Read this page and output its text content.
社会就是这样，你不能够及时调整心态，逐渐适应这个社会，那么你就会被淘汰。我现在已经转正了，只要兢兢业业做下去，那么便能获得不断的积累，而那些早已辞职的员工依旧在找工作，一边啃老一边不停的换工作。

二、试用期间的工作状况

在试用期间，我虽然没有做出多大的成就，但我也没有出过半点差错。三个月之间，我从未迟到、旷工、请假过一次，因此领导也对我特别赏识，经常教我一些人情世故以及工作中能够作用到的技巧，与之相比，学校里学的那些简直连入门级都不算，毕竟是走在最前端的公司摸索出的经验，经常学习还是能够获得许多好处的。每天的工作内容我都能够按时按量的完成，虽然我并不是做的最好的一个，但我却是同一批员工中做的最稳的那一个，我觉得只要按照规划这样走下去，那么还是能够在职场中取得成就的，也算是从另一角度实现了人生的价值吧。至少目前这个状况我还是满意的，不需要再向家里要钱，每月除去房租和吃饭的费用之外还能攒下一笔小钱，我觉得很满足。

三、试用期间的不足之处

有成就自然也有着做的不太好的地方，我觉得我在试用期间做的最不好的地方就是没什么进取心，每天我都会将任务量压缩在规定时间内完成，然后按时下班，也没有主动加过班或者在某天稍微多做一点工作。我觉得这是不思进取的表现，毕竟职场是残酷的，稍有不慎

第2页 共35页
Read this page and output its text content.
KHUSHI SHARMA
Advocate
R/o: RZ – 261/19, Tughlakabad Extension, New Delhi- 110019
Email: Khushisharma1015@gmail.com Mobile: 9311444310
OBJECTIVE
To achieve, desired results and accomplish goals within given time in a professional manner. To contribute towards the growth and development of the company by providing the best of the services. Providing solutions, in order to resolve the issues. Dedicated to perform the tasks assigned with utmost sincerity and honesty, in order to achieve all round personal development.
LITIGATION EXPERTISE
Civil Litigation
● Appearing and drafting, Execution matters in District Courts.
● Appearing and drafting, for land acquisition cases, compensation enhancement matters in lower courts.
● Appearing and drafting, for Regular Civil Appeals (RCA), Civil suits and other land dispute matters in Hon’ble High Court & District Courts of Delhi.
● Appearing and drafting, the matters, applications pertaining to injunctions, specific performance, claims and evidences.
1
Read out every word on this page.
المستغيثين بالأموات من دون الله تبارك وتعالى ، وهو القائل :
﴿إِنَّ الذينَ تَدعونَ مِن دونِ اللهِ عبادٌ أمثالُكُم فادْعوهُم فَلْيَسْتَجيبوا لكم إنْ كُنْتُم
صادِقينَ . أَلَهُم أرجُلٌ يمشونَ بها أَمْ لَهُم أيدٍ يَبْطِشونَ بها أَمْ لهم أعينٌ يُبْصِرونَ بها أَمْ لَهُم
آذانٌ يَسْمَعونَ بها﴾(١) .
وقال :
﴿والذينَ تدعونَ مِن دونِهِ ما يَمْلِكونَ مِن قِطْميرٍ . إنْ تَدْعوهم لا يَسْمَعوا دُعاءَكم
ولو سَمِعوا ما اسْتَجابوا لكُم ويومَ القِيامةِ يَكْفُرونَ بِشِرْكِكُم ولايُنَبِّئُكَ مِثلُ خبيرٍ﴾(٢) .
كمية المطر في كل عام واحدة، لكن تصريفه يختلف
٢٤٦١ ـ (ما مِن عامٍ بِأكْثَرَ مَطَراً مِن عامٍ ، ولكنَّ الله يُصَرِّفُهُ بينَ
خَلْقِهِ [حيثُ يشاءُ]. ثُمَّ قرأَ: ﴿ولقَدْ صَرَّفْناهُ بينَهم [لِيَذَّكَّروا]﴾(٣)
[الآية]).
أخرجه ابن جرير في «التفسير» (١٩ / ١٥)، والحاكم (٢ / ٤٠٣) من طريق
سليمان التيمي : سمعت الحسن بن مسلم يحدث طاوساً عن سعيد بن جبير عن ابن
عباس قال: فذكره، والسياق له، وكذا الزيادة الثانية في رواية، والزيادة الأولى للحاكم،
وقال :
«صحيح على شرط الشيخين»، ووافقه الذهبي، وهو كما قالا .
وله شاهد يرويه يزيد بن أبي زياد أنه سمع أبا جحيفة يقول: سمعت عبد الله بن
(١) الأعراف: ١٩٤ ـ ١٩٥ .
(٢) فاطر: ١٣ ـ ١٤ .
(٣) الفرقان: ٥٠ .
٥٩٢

-*-*-

Reproduce each entry from the records above, character for character.

Read this page and output its text content.
社会就是这样，你不能够及时调整心态，逐渐适应这个社会，那么你就会被淘汰。我现在已经转正了，只要兢兢业业做下去，那么便能获得不断的积累，而那些早已辞职的员工依旧在找工作，一边啃老一边不停的换工作。

二、试用期间的工作状况

在试用期间，我虽然没有做出多大的成就，但我也没有出过半点差错。三个月之间，我从未迟到、旷工、请假过一次，因此领导也对我特别赏识，经常教我一些人情世故以及工作中能够作用到的技巧，与之相比，学校里学的那些简直连入门级都不算，毕竟是走在最前端的公司摸索出的经验，经常学习还是能够获得许多好处的。每天的工作内容我都能够按时按量的完成，虽然我并不是做的最好的一个，但我却是同一批员工中做的最稳的那一个，我觉得只要按照规划这样走下去，那么还是能够在职场中取得成就的，也算是从另一角度实现了人生的价值吧。至少目前这个状况我还是满意的，不需要再向家里要钱，每月除去房租和吃饭的费用之外还能攒下一笔小钱，我觉得很满足。

三、试用期间的不足之处

有成就自然也有着做的不太好的地方，我觉得我在试用期间做的最不好的地方就是没什么进取心，每天我都会将任务量压缩在规定时间内完成，然后按时下班，也没有主动加过班或者在某天稍微多做一点工作。我觉得这是不思进取的表现，毕竟职场是残酷的，稍有不慎

第2页 共35页
Read this page and output its text content.
KHUSHI SHARMA
Advocate
R/o: RZ – 261/19, Tughlakabad Extension, New Delhi- 110019
Email: Khushisharma1015@gmail.com Mobile: 9311444310
OBJECTIVE
To achieve, desired results and accomplish goals within given time in a professional manner. To contribute towards the growth and development of the company by providing the best of the services. Providing solutions, in order to resolve the issues. Dedicated to perform the tasks assigned with utmost sincerity and honesty, in order to achieve all round personal development.
LITIGATION EXPERTISE
Civil Litigation
● Appearing and drafting, Execution matters in District Courts.
● Appearing and drafting, for land acquisition cases, compensation enhancement matters in lower courts.
● Appearing and drafting, for Regular Civil Appeals (RCA), Civil suits and other land dispute matters in Hon’ble High Court & District Courts of Delhi.
● Appearing and drafting, the matters, applications pertaining to injunctions, specific performance, claims and evidences.
1
Read out every word on this page.
المستغيثين بالأموات من دون الله تبارك وتعالى ، وهو القائل :
﴿إِنَّ الذينَ تَدعونَ مِن دونِ اللهِ عبادٌ أمثالُكُم فادْعوهُم فَلْيَسْتَجيبوا لكم إنْ كُنْتُم
صادِقينَ . أَلَهُم أرجُلٌ يمشونَ بها أَمْ لَهُم أيدٍ يَبْطِشونَ بها أَمْ لهم أعينٌ يُبْصِرونَ بها أَمْ لَهُم
آذانٌ يَسْمَعونَ بها﴾(١) .
وقال :
﴿والذينَ تدعونَ مِن دونِهِ ما يَمْلِكونَ مِن قِطْميرٍ . إنْ تَدْعوهم لا يَسْمَعوا دُعاءَكم
ولو سَمِعوا ما اسْتَجابوا لكُم ويومَ القِيامةِ يَكْفُرونَ بِشِرْكِكُم ولايُنَبِّئُكَ مِثلُ خبيرٍ﴾(٢) .
كمية المطر في كل عام واحدة، لكن تصريفه يختلف
٢٤٦١ ـ (ما مِن عامٍ بِأكْثَرَ مَطَراً مِن عامٍ ، ولكنَّ الله يُصَرِّفُهُ بينَ
خَلْقِهِ [حيثُ يشاءُ]. ثُمَّ قرأَ: ﴿ولقَدْ صَرَّفْناهُ بينَهم [لِيَذَّكَّروا]﴾(٣)
[الآية]).
أخرجه ابن جرير في «التفسير» (١٩ / ١٥)، والحاكم (٢ / ٤٠٣) من طريق
سليمان التيمي : سمعت الحسن بن مسلم يحدث طاوساً عن سعيد بن جبير عن ابن
عباس قال: فذكره، والسياق له، وكذا الزيادة الثانية في رواية، والزيادة الأولى للحاكم،
وقال :
«صحيح على شرط الشيخين»، ووافقه الذهبي، وهو كما قالا .
وله شاهد يرويه يزيد بن أبي زياد أنه سمع أبا جحيفة يقول: سمعت عبد الله بن
(١) الأعراف: ١٩٤ ـ ١٩٥ .
(٢) فاطر: ١٣ ـ ١٤ .
(٣) الفرقان: ٥٠ .
٥٩٢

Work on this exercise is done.